» Task prompt:
Pick every line from the data that holds the word "Blitz".

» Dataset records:
━━━━━━━━
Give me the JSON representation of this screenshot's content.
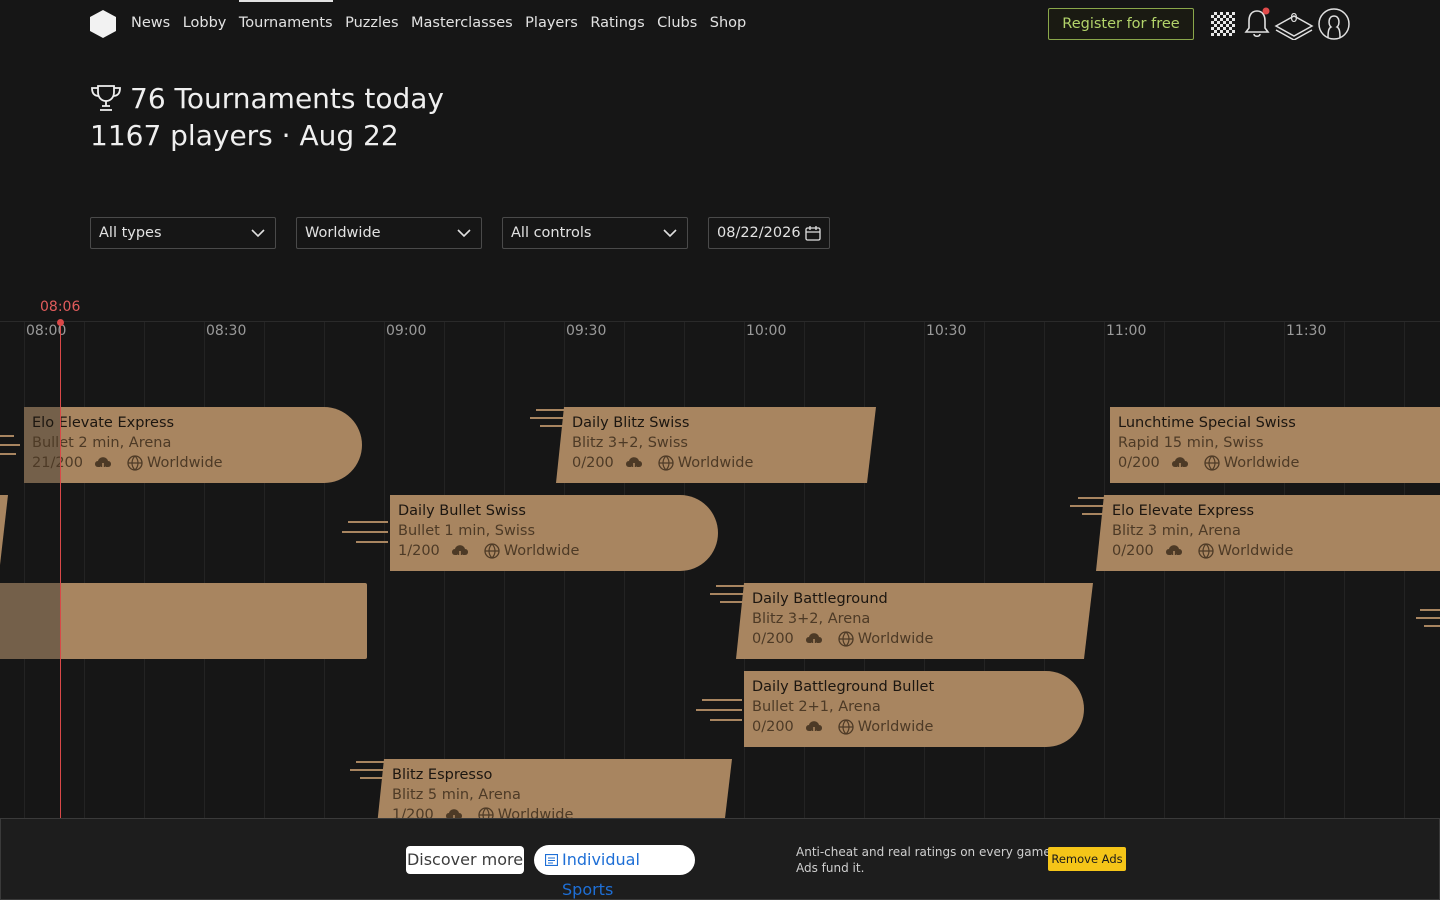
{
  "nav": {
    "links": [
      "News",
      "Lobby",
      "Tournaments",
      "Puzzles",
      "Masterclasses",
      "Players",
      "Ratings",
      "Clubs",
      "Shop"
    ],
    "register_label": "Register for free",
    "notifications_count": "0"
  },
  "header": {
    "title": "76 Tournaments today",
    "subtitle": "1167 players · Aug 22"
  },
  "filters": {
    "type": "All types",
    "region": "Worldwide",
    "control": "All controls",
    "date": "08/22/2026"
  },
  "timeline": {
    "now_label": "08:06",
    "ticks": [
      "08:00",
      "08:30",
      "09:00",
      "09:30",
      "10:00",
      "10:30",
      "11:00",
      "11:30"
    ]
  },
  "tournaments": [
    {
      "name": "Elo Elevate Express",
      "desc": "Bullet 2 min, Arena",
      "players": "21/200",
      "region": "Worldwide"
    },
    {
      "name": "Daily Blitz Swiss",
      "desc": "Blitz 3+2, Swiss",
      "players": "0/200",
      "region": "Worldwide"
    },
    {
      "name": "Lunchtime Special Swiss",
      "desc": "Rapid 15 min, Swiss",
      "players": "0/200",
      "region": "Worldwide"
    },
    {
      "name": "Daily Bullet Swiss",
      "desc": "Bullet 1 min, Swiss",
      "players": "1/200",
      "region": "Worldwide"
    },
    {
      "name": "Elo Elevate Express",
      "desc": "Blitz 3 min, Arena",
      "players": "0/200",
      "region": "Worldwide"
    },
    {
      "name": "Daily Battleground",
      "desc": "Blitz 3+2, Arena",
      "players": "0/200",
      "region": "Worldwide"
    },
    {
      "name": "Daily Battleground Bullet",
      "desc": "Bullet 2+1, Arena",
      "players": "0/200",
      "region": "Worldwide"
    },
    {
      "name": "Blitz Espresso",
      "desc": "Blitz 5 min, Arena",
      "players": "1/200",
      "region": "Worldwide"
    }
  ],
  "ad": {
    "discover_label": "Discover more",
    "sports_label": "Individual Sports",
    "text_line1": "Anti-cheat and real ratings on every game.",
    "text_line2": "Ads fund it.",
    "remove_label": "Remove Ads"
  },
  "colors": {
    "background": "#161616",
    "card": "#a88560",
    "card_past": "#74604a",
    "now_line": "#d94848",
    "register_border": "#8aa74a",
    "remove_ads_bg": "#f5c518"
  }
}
━━━━━━━━
» Answer to the exercise:
      "name": "Daily Blitz Swiss",
      "desc": "Blitz 3+2, Swiss",
      "desc": "Blitz 3 min, Arena",
      "desc": "Blitz 3+2, Arena",
      "name": "Blitz Espresso",
      "desc": "Blitz 5 min, Arena",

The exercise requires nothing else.